→ What is required
In the entries below, find the lines with the word "JSON" and copy them.

## Start Record set

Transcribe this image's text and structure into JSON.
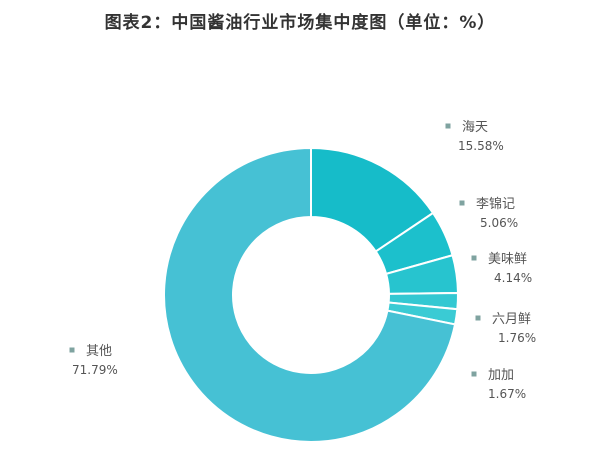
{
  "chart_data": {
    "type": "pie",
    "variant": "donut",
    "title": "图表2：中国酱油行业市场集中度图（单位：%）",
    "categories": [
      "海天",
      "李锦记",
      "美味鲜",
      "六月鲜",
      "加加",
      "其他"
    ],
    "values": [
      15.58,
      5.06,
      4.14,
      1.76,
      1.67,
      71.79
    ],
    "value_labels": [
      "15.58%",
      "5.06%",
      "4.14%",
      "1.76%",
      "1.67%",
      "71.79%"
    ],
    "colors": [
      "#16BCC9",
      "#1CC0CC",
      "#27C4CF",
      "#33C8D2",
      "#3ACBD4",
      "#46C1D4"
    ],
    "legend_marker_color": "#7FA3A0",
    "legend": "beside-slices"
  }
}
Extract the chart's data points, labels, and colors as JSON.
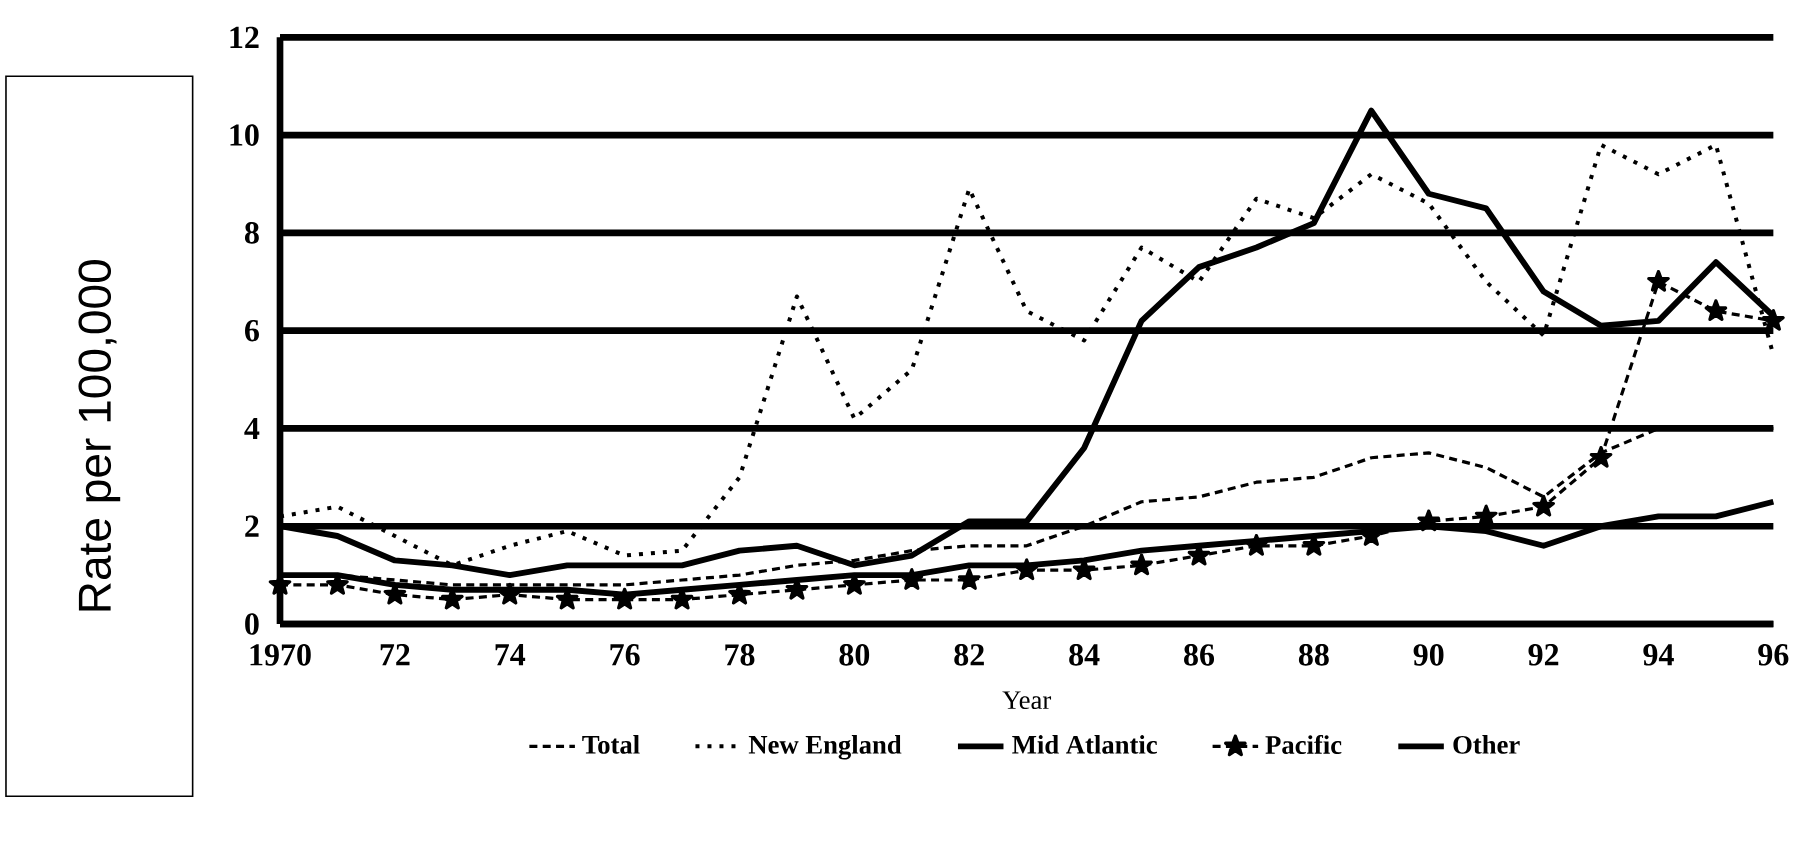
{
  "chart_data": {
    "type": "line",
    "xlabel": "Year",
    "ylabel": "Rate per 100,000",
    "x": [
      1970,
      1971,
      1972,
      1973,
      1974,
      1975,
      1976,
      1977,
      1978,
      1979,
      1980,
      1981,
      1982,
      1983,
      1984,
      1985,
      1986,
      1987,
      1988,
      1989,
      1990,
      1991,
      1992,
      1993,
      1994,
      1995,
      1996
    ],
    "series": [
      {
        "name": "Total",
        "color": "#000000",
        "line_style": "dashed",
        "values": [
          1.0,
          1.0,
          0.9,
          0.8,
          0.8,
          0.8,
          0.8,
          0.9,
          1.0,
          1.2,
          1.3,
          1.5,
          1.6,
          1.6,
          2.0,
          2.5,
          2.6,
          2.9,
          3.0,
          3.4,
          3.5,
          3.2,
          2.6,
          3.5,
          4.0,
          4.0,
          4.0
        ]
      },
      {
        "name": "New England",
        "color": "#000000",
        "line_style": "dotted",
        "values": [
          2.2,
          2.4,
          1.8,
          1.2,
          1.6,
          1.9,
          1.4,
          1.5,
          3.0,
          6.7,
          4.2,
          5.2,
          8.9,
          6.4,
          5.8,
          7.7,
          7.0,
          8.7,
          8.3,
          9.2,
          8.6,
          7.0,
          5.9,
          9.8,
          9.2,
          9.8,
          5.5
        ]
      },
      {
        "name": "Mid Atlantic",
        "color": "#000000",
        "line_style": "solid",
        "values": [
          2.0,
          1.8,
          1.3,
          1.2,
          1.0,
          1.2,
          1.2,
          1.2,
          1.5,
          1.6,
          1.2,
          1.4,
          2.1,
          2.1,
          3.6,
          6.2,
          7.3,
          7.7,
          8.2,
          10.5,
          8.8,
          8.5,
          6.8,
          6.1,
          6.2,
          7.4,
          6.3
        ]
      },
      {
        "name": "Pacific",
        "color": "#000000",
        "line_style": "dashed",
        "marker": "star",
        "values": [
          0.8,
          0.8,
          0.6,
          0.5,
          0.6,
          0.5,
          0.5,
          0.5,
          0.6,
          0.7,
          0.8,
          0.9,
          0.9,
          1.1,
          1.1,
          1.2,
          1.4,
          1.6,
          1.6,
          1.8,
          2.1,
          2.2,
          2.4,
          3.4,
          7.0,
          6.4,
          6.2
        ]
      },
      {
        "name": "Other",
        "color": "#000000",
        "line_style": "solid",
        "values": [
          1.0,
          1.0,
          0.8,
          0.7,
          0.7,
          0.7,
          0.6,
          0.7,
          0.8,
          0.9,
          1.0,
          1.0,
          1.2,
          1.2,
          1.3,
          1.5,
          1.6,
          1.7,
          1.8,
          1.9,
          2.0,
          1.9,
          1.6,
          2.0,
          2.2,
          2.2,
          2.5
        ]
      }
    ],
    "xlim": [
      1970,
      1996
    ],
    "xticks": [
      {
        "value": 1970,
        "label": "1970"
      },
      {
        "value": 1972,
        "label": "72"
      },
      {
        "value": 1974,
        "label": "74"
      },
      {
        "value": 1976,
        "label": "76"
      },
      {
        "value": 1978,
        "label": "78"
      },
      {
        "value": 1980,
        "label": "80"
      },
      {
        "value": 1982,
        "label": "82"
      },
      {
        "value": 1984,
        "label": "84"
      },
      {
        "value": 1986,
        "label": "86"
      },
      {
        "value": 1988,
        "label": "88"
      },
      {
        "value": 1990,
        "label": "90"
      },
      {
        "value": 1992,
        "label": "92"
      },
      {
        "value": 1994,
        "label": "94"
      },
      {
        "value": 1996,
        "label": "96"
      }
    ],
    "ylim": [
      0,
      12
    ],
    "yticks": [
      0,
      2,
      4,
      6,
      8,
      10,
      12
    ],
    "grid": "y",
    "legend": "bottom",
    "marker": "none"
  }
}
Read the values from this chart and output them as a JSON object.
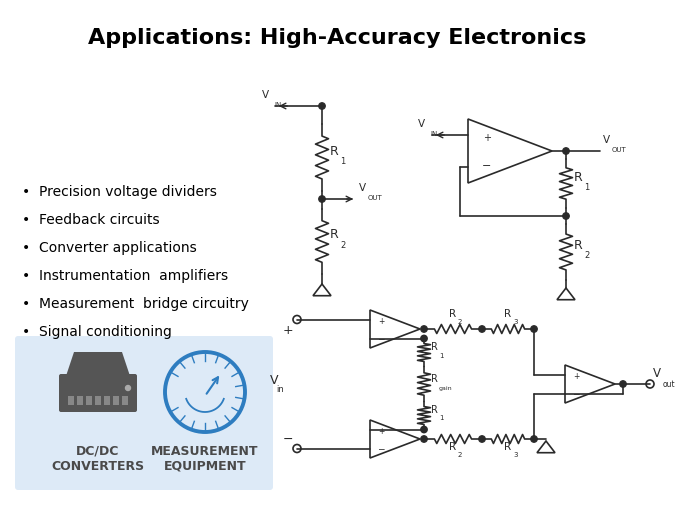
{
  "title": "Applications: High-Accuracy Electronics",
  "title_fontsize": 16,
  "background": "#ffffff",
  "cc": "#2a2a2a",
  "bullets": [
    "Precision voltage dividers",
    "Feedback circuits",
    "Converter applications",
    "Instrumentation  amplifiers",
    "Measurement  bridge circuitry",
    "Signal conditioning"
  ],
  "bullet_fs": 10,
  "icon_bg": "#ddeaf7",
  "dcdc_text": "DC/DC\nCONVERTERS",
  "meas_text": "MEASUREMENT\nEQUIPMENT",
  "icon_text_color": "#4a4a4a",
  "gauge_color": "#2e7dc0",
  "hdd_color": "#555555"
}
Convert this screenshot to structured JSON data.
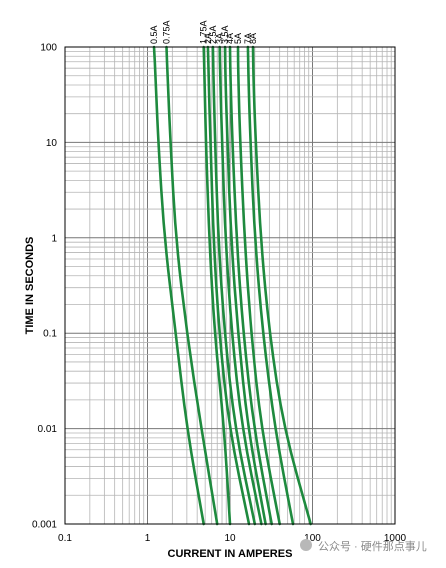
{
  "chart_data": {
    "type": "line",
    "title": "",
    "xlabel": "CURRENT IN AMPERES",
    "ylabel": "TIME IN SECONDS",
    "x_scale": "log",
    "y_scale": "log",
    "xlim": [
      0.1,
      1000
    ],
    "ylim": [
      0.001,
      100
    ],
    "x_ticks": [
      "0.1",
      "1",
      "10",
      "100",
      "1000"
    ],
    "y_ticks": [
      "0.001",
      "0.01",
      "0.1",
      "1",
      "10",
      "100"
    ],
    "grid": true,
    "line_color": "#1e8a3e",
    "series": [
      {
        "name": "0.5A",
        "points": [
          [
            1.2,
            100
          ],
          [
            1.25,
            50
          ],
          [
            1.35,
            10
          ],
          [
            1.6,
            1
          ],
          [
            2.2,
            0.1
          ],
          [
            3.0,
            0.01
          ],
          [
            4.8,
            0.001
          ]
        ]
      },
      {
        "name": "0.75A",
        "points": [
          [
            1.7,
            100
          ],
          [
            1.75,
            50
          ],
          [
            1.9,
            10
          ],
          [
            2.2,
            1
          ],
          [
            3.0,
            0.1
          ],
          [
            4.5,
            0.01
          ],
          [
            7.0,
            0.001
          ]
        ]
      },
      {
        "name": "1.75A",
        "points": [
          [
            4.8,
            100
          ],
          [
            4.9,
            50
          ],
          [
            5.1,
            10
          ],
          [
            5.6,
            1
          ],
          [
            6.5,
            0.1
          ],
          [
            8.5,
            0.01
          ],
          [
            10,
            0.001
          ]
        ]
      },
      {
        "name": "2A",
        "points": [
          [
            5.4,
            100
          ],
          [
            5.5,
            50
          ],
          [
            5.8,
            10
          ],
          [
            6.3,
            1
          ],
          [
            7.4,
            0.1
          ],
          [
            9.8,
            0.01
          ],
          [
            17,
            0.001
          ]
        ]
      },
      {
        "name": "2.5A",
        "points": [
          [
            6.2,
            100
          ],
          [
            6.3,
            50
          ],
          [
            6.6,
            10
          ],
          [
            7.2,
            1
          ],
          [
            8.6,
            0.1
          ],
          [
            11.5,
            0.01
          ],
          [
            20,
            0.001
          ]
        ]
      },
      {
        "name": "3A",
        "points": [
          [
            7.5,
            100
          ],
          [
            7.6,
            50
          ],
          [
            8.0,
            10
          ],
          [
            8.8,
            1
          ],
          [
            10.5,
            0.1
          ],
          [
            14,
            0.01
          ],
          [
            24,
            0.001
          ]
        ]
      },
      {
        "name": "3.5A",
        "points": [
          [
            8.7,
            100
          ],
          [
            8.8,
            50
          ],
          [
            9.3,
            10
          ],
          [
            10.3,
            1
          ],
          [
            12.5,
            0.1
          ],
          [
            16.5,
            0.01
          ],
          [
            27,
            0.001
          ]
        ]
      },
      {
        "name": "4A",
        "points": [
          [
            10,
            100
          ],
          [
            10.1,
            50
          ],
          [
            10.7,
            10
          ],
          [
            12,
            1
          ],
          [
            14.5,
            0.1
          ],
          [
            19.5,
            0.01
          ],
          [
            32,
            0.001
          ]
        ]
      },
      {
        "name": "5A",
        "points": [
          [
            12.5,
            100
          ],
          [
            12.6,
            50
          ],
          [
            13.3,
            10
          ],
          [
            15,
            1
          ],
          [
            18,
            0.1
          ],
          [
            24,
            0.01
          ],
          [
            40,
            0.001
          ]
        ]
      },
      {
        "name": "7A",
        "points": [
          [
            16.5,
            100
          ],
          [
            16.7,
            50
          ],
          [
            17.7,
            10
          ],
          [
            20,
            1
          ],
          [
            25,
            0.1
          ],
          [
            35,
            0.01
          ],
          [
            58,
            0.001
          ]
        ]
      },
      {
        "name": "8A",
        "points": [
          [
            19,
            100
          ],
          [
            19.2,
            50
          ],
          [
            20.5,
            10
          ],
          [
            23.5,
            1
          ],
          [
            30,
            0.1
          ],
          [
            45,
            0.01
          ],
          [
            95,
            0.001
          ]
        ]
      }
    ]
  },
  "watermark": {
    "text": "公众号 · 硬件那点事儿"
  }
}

## End Record set

→ Finished answer
Transcribe this image's text and structure into JSON.
Extract the chart's data points, labels, and colors as JSON.
Read the values from this chart and output them as a JSON object.
Convert this screenshot to structured JSON data.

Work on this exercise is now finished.